* _Set exercise_:
Below is some material; set it all down exactly, apart from the pictures.

* _Supplied records_:

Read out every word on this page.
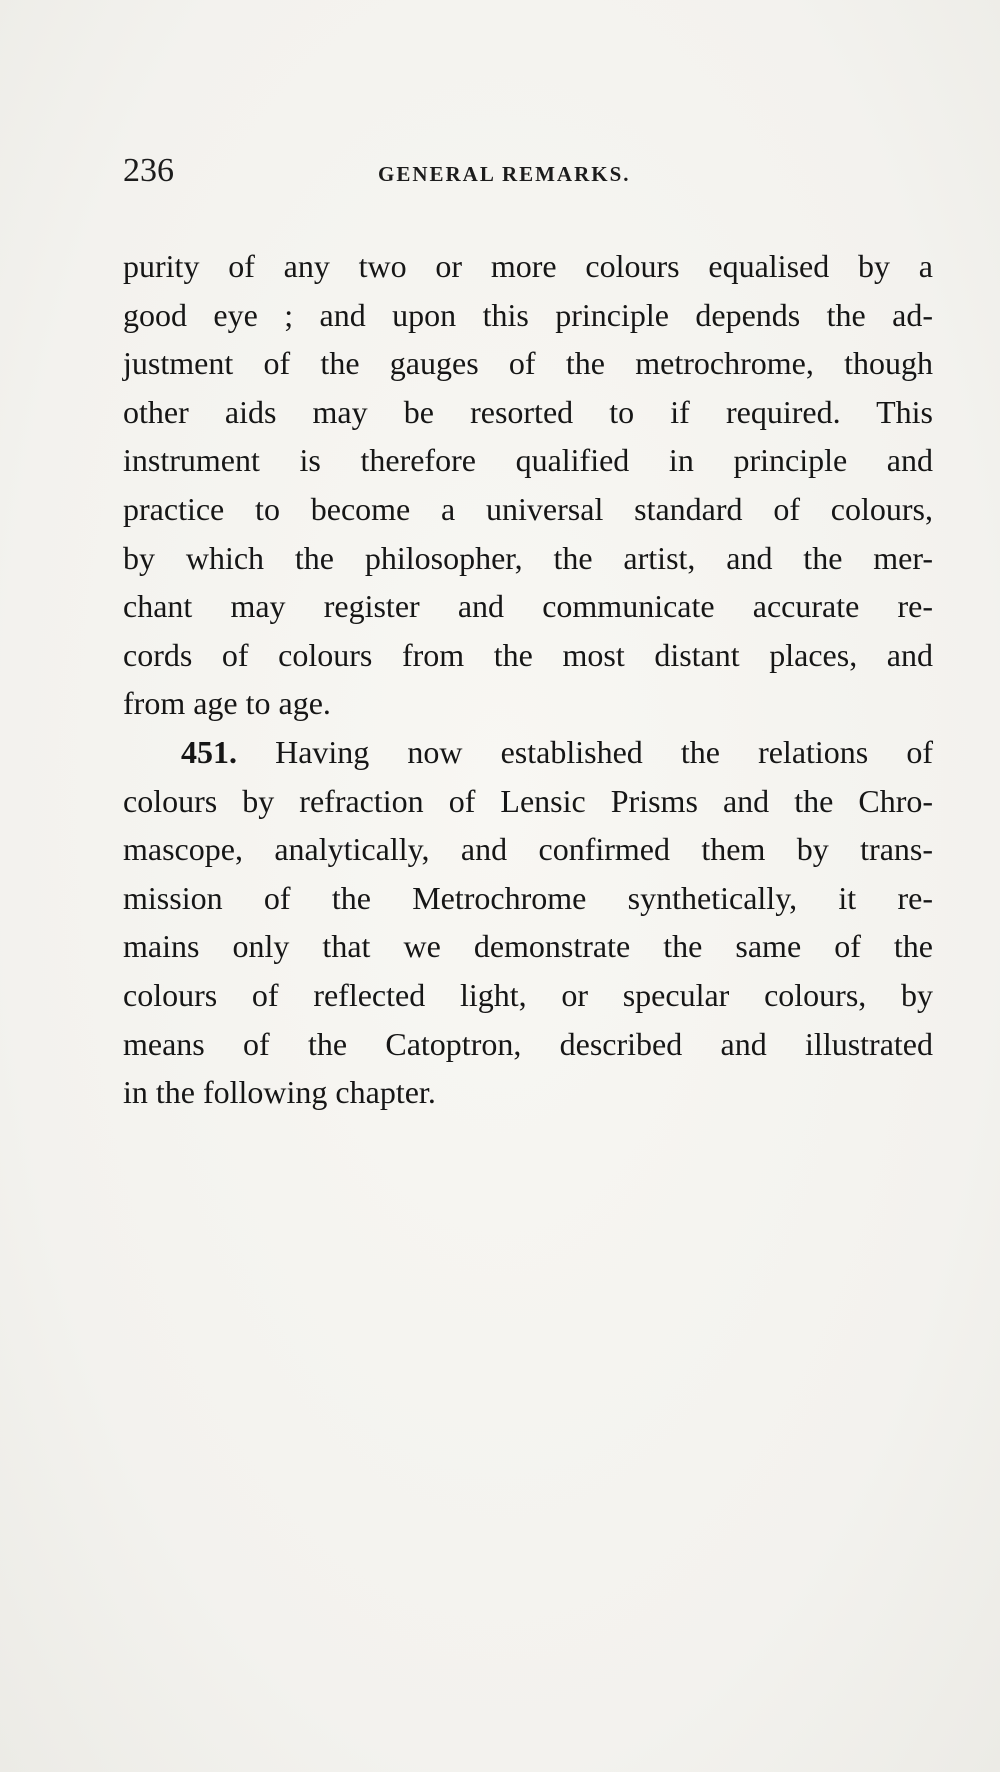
236	GENERAL REMARKS.
purity of any two or more colours equalised by a
good eye ; and upon this principle depends the ad-
justment of the gauges of the metrochrome, though
other aids may be resorted to if required. This
instrument is therefore qualified in principle and
practice to become a universal standard of colours,
by which the philosopher, the artist, and the mer-
chant may register and communicate accurate re-
cords of colours from the most distant places, and
from age to age.
451. Having now established the relations of
colours by refraction of Lensic Prisms and the Chro-
mascope, analytically, and confirmed them by trans-
mission of the Metrochrome synthetically, it re-
mains only that we demonstrate the same of the
colours of reflected light, or specular colours, by
means of the Catoptron, described and illustrated
in the following chapter.
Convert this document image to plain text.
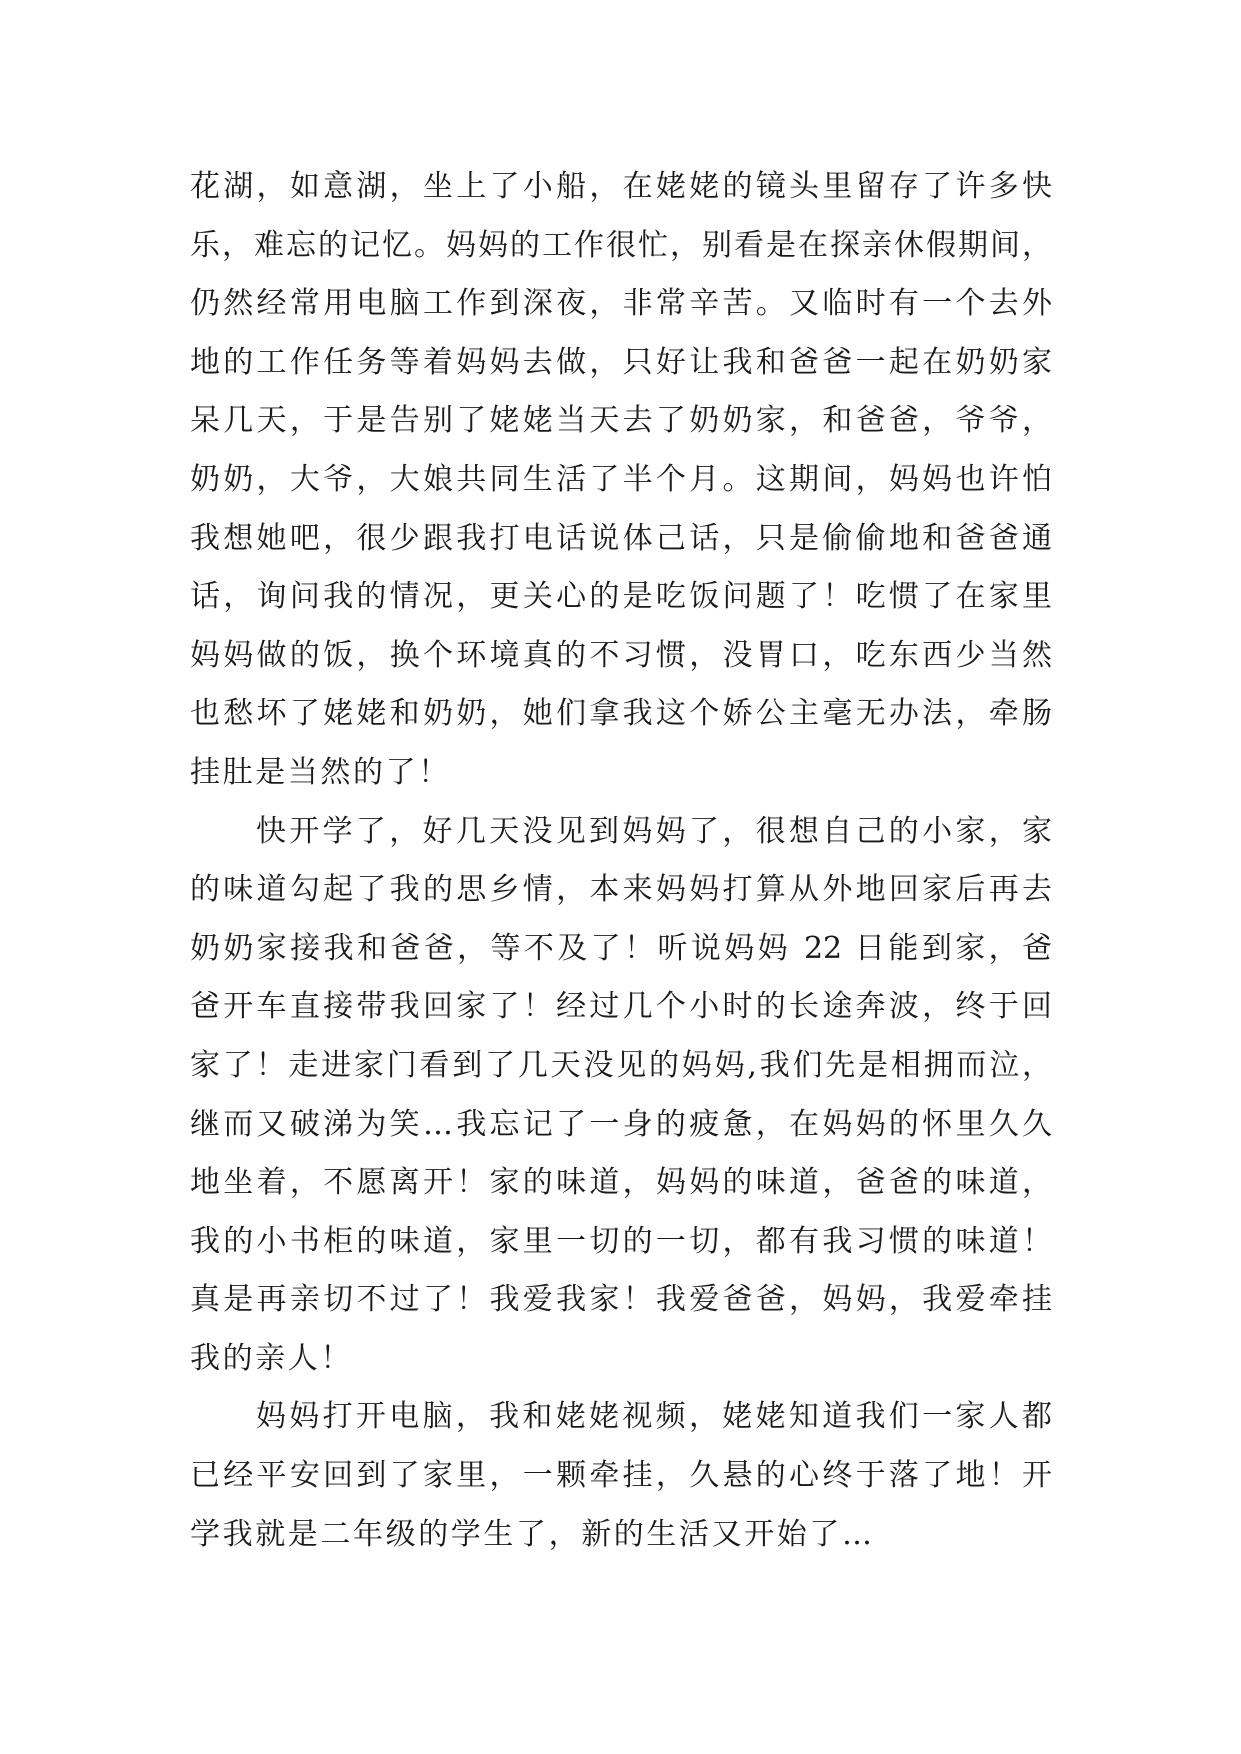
花湖，如意湖，坐上了小船，在姥姥的镜头里留存了许多快
乐，难忘的记忆。妈妈的工作很忙，别看是在探亲休假期间，
仍然经常用电脑工作到深夜，非常辛苦。又临时有一个去外
地的工作任务等着妈妈去做，只好让我和爸爸一起在奶奶家
呆几天，于是告别了姥姥当天去了奶奶家，和爸爸，爷爷，
奶奶，大爷，大娘共同生活了半个月。这期间，妈妈也许怕
我想她吧，很少跟我打电话说体己话，只是偷偷地和爸爸通
话，询问我的情况，更关心的是吃饭问题了！吃惯了在家里
妈妈做的饭，换个环境真的不习惯，没胃口，吃东西少当然
也愁坏了姥姥和奶奶，她们拿我这个娇公主毫无办法，牵肠
挂肚是当然的了！
快开学了，好几天没见到妈妈了，很想自己的小家，家
的味道勾起了我的思乡情，本来妈妈打算从外地回家后再去
奶奶家接我和爸爸，等不及了！听说妈妈 22 日能到家，爸
爸开车直接带我回家了！经过几个小时的长途奔波，终于回
家了！走进家门看到了几天没见的妈妈,我们先是相拥而泣，
继而又破涕为笑…我忘记了一身的疲惫，在妈妈的怀里久久
地坐着，不愿离开！家的味道，妈妈的味道，爸爸的味道，
我的小书柜的味道，家里一切的一切，都有我习惯的味道！
真是再亲切不过了！我爱我家！我爱爸爸，妈妈，我爱牵挂
我的亲人！
妈妈打开电脑，我和姥姥视频，姥姥知道我们一家人都
已经平安回到了家里，一颗牵挂，久悬的心终于落了地！开
学我就是二年级的学生了，新的生活又开始了…
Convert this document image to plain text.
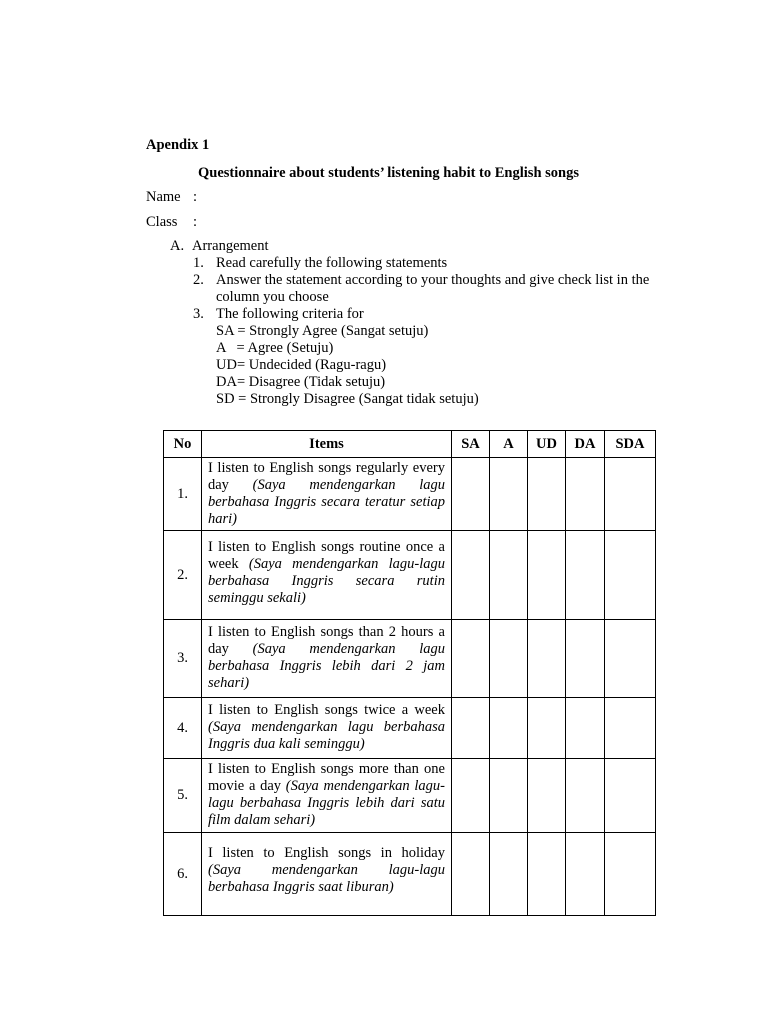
Apendix 1
Questionnaire about students’ listening habit to English songs
Name :
Class :
A. Arrangement
1. Read carefully the following statements
2. Answer the statement according to your thoughts and give check list in the column you choose
3. The following criteria for
SA = Strongly Agree (Sangat setuju)
A   = Agree (Setuju)
UD= Undecided (Ragu-ragu)
DA= Disagree (Tidak setuju)
SD = Strongly Disagree (Sangat tidak setuju)
No	Items	SA	A	UD	DA	SDA
1.	I listen to English songs regularly every day (Saya mendengarkan lagu berbahasa Inggris secara teratur setiap hari)					

2.	I listen to English songs routine once a week (Saya mendengarkan lagu-lagu berbahasa Inggris secara rutin seminggu sekali)					

3.	I listen to English songs than 2 hours a day (Saya mendengarkan lagu berbahasa Inggris lebih dari 2 jam sehari)					

4.	I listen to English songs twice a week (Saya mendengarkan lagu berbahasa Inggris dua kali seminggu)					

5.	I listen to English songs more than one movie a day (Saya mendengarkan lagu-lagu berbahasa Inggris lebih dari satu film dalam sehari)					

6.	I listen to English songs in holiday (Saya mendengarkan lagu-lagu berbahasa Inggris saat liburan)					
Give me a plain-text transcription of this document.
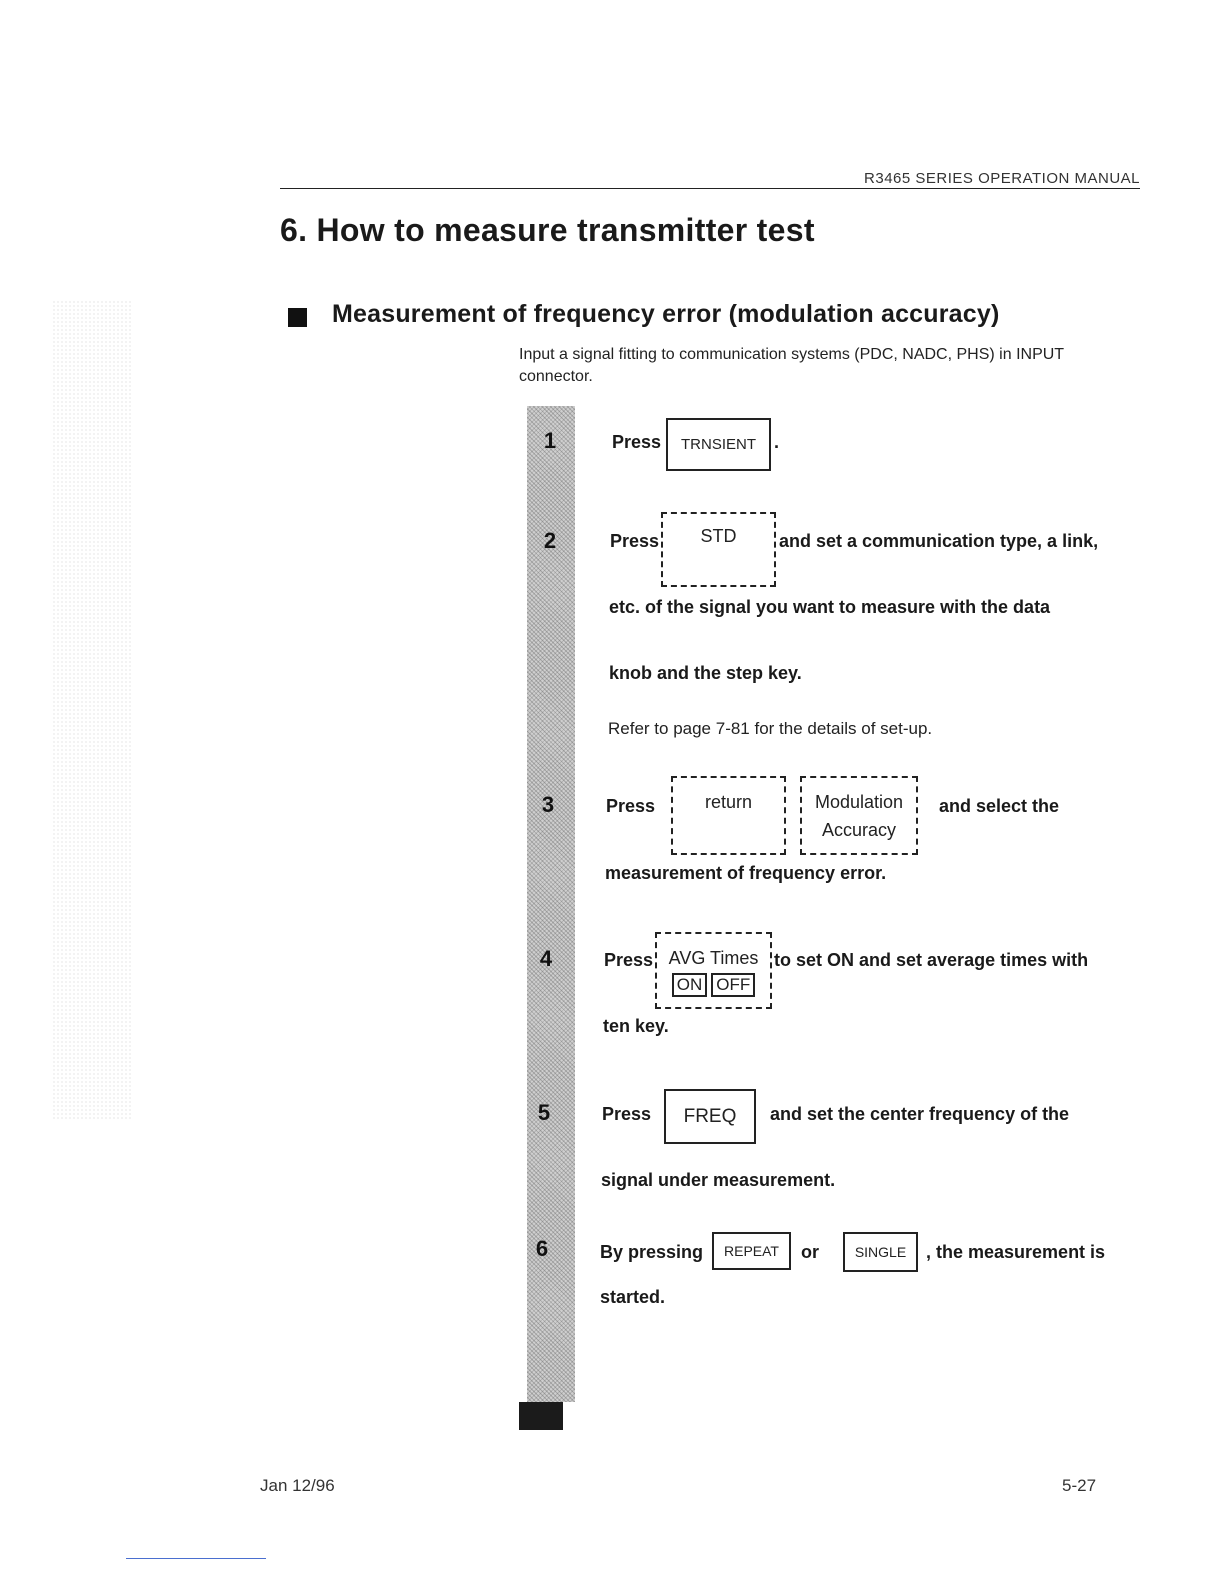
R3465 SERIES OPERATION MANUAL
6. How to measure transmitter test
Measurement of frequency error (modulation accuracy)
Input a signal fitting to communication systems (PDC, NADC, PHS) in INPUT connector.
1
2
3
4
5
6
Press	TRNSIENT	.
Press	STD	and set a communication type, a link,
etc. of the signal you want to measure with the data
knob and the step key.
Refer to page 7-81 for the details of set-up.
Press	return	Modulation
Accuracy
and select the
measurement of frequency error.
Press AVG Times
ON OFF
to set ON and set average times with
ten key.
Press	FREQ	and set the center frequency of the
signal under measurement.
By pressing	REPEAT	or	SINGLE	, the measurement is
started.
Jan 12/96	5-27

* _In response_:
Read out every word on this page.
236	GENERAL REMARKS.
purity of any two or more colours equalised by a
good eye ; and upon this principle depends the ad-
justment of the gauges of the metrochrome, though
other aids may be resorted to if required. This
instrument is therefore qualified in principle and
practice to become a universal standard of colours,
by which the philosopher, the artist, and the mer-
chant may register and communicate accurate re-
cords of colours from the most distant places, and
from age to age.
451. Having now established the relations of
colours by refraction of Lensic Prisms and the Chro-
mascope, analytically, and confirmed them by trans-
mission of the Metrochrome synthetically, it re-
mains only that we demonstrate the same of the
colours of reflected light, or specular colours, by
means of the Catoptron, described and illustrated
in the following chapter.
Convert this document image to plain text.
花湖，如意湖，坐上了小船，在姥姥的镜头里留存了许多快
乐，难忘的记忆。妈妈的工作很忙，别看是在探亲休假期间，
仍然经常用电脑工作到深夜，非常辛苦。又临时有一个去外
地的工作任务等着妈妈去做，只好让我和爸爸一起在奶奶家
呆几天，于是告别了姥姥当天去了奶奶家，和爸爸，爷爷，
奶奶，大爷，大娘共同生活了半个月。这期间，妈妈也许怕
我想她吧，很少跟我打电话说体己话，只是偷偷地和爸爸通
话，询问我的情况，更关心的是吃饭问题了！吃惯了在家里
妈妈做的饭，换个环境真的不习惯，没胃口，吃东西少当然
也愁坏了姥姥和奶奶，她们拿我这个娇公主毫无办法，牵肠
挂肚是当然的了！
快开学了，好几天没见到妈妈了，很想自己的小家，家
的味道勾起了我的思乡情，本来妈妈打算从外地回家后再去
奶奶家接我和爸爸，等不及了！听说妈妈 22 日能到家，爸
爸开车直接带我回家了！经过几个小时的长途奔波，终于回
家了！走进家门看到了几天没见的妈妈,我们先是相拥而泣，
继而又破涕为笑…我忘记了一身的疲惫，在妈妈的怀里久久
地坐着，不愿离开！家的味道，妈妈的味道，爸爸的味道，
我的小书柜的味道，家里一切的一切，都有我习惯的味道！
真是再亲切不过了！我爱我家！我爱爸爸，妈妈，我爱牵挂
我的亲人！
妈妈打开电脑，我和姥姥视频，姥姥知道我们一家人都
已经平安回到了家里，一颗牵挂，久悬的心终于落了地！开
学我就是二年级的学生了，新的生活又开始了…
Convert this document image to plain text.
Apendix 1
Questionnaire about students’ listening habit to English songs
Name :
Class :
A. Arrangement
1. Read carefully the following statements
2. Answer the statement according to your thoughts and give check list in the column you choose
3. The following criteria for
SA = Strongly Agree (Sangat setuju)
A   = Agree (Setuju)
UD= Undecided (Ragu-ragu)
DA= Disagree (Tidak setuju)
SD = Strongly Disagree (Sangat tidak setuju)
No	Items	SA	A	UD	DA	SDA
1.	I listen to English songs regularly every day (Saya mendengarkan lagu berbahasa Inggris secara teratur setiap hari)					

2.	I listen to English songs routine once a week (Saya mendengarkan lagu-lagu berbahasa Inggris secara rutin seminggu sekali)					

3.	I listen to English songs than 2 hours a day (Saya mendengarkan lagu berbahasa Inggris lebih dari 2 jam sehari)					

4.	I listen to English songs twice a week (Saya mendengarkan lagu berbahasa Inggris dua kali seminggu)					

5.	I listen to English songs more than one movie a day (Saya mendengarkan lagu-lagu berbahasa Inggris lebih dari satu film dalam sehari)					

6.	I listen to English songs in holiday (Saya mendengarkan lagu-lagu berbahasa Inggris saat liburan)					
Give me a plain-text transcription of this document.
R3465 SERIES OPERATION MANUAL
6. How to measure transmitter test
Measurement of frequency error (modulation accuracy)
Input a signal fitting to communication systems (PDC, NADC, PHS) in INPUT connector.
1
2
3
4
5
6
Press	TRNSIENT	.
Press	STD	and set a communication type, a link,
etc. of the signal you want to measure with the data
knob and the step key.
Refer to page 7-81 for the details of set-up.
Press	return	Modulation
Accuracy
and select the
measurement of frequency error.
Press AVG Times
ON OFF
to set ON and set average times with
ten key.
Press	FREQ	and set the center frequency of the
signal under measurement.
By pressing	REPEAT	or	SINGLE	, the measurement is
started.
Jan 12/96	5-27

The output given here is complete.